■ THE TASK
Copy out the entries in full and with complete accuracy; pictures are excluded.

Entries from a visual dataset:
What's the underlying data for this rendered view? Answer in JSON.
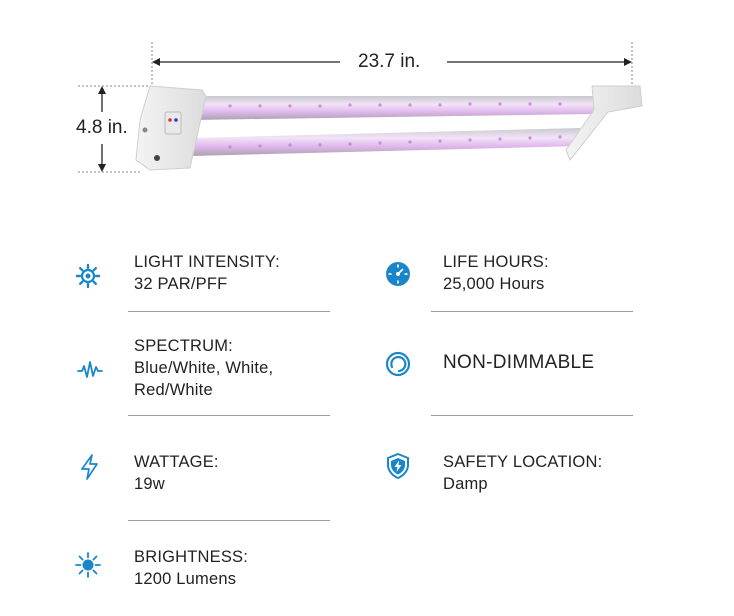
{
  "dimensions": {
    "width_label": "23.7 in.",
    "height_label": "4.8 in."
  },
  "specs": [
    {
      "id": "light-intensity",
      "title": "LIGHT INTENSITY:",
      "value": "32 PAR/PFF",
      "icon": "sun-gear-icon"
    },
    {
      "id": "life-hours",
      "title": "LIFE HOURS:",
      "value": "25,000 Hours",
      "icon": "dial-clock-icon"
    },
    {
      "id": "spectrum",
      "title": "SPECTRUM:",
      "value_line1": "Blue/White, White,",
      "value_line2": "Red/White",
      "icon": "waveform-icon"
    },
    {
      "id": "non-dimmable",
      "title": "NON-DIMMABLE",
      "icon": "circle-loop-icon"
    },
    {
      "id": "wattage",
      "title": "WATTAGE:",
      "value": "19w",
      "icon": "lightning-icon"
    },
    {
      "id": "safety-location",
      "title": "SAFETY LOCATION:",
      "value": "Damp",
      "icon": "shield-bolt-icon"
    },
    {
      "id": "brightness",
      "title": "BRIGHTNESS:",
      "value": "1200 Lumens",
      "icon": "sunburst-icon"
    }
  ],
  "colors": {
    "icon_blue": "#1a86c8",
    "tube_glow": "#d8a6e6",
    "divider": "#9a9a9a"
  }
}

■ THE COMPLETED TASK
What's the underlying data for this rendered view? Answer in JSON.
{
  "dimensions": {
    "width_label": "23.7 in.",
    "height_label": "4.8 in."
  },
  "specs": [
    {
      "id": "light-intensity",
      "title": "LIGHT INTENSITY:",
      "value": "32 PAR/PFF",
      "icon": "sun-gear-icon"
    },
    {
      "id": "life-hours",
      "title": "LIFE HOURS:",
      "value": "25,000 Hours",
      "icon": "dial-clock-icon"
    },
    {
      "id": "spectrum",
      "title": "SPECTRUM:",
      "value_line1": "Blue/White, White,",
      "value_line2": "Red/White",
      "icon": "waveform-icon"
    },
    {
      "id": "non-dimmable",
      "title": "NON-DIMMABLE",
      "icon": "circle-loop-icon"
    },
    {
      "id": "wattage",
      "title": "WATTAGE:",
      "value": "19w",
      "icon": "lightning-icon"
    },
    {
      "id": "safety-location",
      "title": "SAFETY LOCATION:",
      "value": "Damp",
      "icon": "shield-bolt-icon"
    },
    {
      "id": "brightness",
      "title": "BRIGHTNESS:",
      "value": "1200 Lumens",
      "icon": "sunburst-icon"
    }
  ],
  "colors": {
    "icon_blue": "#1a86c8",
    "tube_glow": "#d8a6e6",
    "divider": "#9a9a9a"
  }
}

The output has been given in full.